** start of SUPPLIED DATA **

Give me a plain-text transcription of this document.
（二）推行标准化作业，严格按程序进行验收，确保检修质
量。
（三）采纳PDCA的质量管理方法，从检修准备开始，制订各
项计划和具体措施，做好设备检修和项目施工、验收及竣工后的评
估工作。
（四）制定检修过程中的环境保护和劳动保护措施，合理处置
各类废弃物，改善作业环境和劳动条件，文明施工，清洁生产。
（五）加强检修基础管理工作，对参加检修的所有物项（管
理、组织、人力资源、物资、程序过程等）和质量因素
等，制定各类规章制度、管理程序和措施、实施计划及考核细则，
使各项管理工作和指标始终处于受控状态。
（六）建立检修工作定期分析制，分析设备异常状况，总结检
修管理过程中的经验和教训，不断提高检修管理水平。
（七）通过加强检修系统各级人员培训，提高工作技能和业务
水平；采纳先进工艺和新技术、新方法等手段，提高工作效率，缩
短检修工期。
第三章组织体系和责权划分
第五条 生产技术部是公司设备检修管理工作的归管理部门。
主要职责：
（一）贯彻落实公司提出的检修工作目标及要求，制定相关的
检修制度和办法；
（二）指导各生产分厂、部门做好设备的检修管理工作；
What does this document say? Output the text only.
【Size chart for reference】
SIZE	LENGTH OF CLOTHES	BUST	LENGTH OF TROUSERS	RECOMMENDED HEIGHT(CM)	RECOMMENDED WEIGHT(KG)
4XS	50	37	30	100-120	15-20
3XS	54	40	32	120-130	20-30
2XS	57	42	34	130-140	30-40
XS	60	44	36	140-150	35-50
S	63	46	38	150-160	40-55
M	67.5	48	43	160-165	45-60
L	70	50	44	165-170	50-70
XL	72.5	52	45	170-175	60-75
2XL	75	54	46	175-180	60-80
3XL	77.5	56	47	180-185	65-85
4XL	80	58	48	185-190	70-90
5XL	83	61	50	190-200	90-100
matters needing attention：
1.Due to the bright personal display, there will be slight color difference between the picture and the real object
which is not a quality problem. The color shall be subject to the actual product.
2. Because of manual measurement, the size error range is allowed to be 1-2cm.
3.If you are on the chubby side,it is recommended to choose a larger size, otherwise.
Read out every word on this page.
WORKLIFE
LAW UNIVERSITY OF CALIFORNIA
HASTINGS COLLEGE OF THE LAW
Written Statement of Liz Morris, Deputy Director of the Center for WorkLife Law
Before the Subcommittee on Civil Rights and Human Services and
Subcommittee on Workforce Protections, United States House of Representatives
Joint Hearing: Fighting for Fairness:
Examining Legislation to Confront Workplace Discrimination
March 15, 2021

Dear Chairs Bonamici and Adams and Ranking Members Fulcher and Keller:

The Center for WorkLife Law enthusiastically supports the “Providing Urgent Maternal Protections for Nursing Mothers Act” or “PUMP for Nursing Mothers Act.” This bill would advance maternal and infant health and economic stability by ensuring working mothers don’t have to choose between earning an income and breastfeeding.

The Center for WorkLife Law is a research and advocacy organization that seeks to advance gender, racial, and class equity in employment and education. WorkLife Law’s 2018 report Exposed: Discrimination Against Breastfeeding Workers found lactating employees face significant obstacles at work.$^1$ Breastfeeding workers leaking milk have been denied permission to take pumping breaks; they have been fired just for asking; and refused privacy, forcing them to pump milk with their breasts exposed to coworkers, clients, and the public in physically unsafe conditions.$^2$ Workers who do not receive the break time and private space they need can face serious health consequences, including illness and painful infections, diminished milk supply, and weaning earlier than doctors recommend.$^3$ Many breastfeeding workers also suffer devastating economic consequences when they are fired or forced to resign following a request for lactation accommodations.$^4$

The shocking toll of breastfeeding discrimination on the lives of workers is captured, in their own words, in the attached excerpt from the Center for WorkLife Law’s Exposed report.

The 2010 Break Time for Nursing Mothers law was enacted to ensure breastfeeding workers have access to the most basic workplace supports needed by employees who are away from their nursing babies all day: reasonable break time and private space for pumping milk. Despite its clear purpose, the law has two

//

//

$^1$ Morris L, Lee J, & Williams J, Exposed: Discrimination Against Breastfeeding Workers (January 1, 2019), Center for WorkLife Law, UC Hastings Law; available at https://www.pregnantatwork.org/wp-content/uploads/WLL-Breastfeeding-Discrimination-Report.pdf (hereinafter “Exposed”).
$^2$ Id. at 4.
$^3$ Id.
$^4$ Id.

** end of SUPPLIED DATA **

- [PROBLEM]: Scan the material for lines with the word "text", and copy each line you find.

- [RESPONSE TO THE EXERCISE]:
Give me a plain-text transcription of this document.
What does this document say? Output the text only.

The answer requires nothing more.